[begin EXTRACTED MATERIAL]

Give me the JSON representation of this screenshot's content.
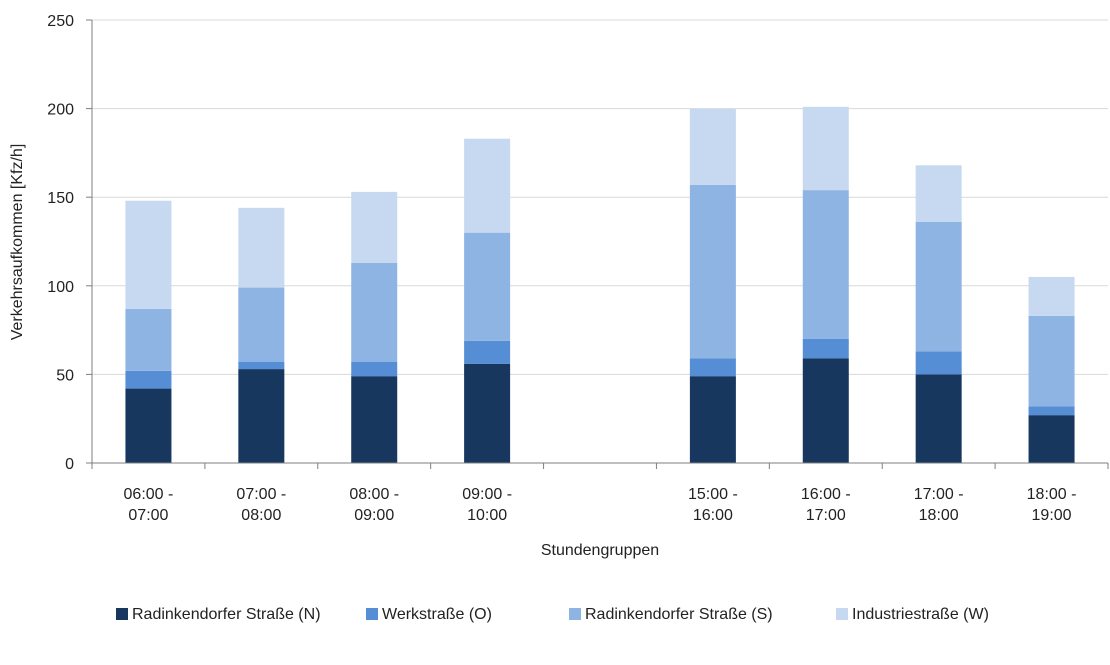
{
  "chart_data": {
    "type": "bar",
    "stacked": true,
    "xlabel": "Stundengruppen",
    "ylabel": "Verkehrsaufkommen [Kfz/h]",
    "ylim": [
      0,
      250
    ],
    "yticks": [
      0,
      50,
      100,
      150,
      200,
      250
    ],
    "grid": true,
    "legend_position": "bottom",
    "categories": [
      [
        "06:00 -",
        "07:00"
      ],
      [
        "07:00 -",
        "08:00"
      ],
      [
        "08:00 -",
        "09:00"
      ],
      [
        "09:00 -",
        "10:00"
      ],
      [
        "",
        ""
      ],
      [
        "15:00 -",
        "16:00"
      ],
      [
        "16:00 -",
        "17:00"
      ],
      [
        "17:00 -",
        "18:00"
      ],
      [
        "18:00 -",
        "19:00"
      ]
    ],
    "series": [
      {
        "name": "Radinkendorfer Straße (N)",
        "color": "#17375e",
        "values": [
          42,
          53,
          49,
          56,
          null,
          49,
          59,
          50,
          27
        ]
      },
      {
        "name": "Werkstraße (O)",
        "color": "#558ed5",
        "values": [
          10,
          4,
          8,
          13,
          null,
          10,
          11,
          13,
          5
        ]
      },
      {
        "name": "Radinkendorfer Straße (S)",
        "color": "#8eb4e3",
        "values": [
          35,
          42,
          56,
          61,
          null,
          98,
          84,
          73,
          51
        ]
      },
      {
        "name": "Industriestraße (W)",
        "color": "#c6d9f1",
        "values": [
          61,
          45,
          40,
          53,
          null,
          43,
          47,
          32,
          22
        ]
      }
    ],
    "colors": {
      "axis": "#7f7f7f",
      "grid": "#d9d9d9",
      "text": "#222222"
    }
  }
}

[end EXTRACTED MATERIAL]

### SET TASK
Give all the entries again exactly, dropping each picture.

### CORRECT ANSWER
Give me the JSON representation of this screenshot's content.
{
  "chart_data": {
    "type": "bar",
    "stacked": true,
    "xlabel": "Stundengruppen",
    "ylabel": "Verkehrsaufkommen [Kfz/h]",
    "ylim": [
      0,
      250
    ],
    "yticks": [
      0,
      50,
      100,
      150,
      200,
      250
    ],
    "grid": true,
    "legend_position": "bottom",
    "categories": [
      [
        "06:00 -",
        "07:00"
      ],
      [
        "07:00 -",
        "08:00"
      ],
      [
        "08:00 -",
        "09:00"
      ],
      [
        "09:00 -",
        "10:00"
      ],
      [
        "",
        ""
      ],
      [
        "15:00 -",
        "16:00"
      ],
      [
        "16:00 -",
        "17:00"
      ],
      [
        "17:00 -",
        "18:00"
      ],
      [
        "18:00 -",
        "19:00"
      ]
    ],
    "series": [
      {
        "name": "Radinkendorfer Straße (N)",
        "color": "#17375e",
        "values": [
          42,
          53,
          49,
          56,
          null,
          49,
          59,
          50,
          27
        ]
      },
      {
        "name": "Werkstraße (O)",
        "color": "#558ed5",
        "values": [
          10,
          4,
          8,
          13,
          null,
          10,
          11,
          13,
          5
        ]
      },
      {
        "name": "Radinkendorfer Straße (S)",
        "color": "#8eb4e3",
        "values": [
          35,
          42,
          56,
          61,
          null,
          98,
          84,
          73,
          51
        ]
      },
      {
        "name": "Industriestraße (W)",
        "color": "#c6d9f1",
        "values": [
          61,
          45,
          40,
          53,
          null,
          43,
          47,
          32,
          22
        ]
      }
    ],
    "colors": {
      "axis": "#7f7f7f",
      "grid": "#d9d9d9",
      "text": "#222222"
    }
  }
}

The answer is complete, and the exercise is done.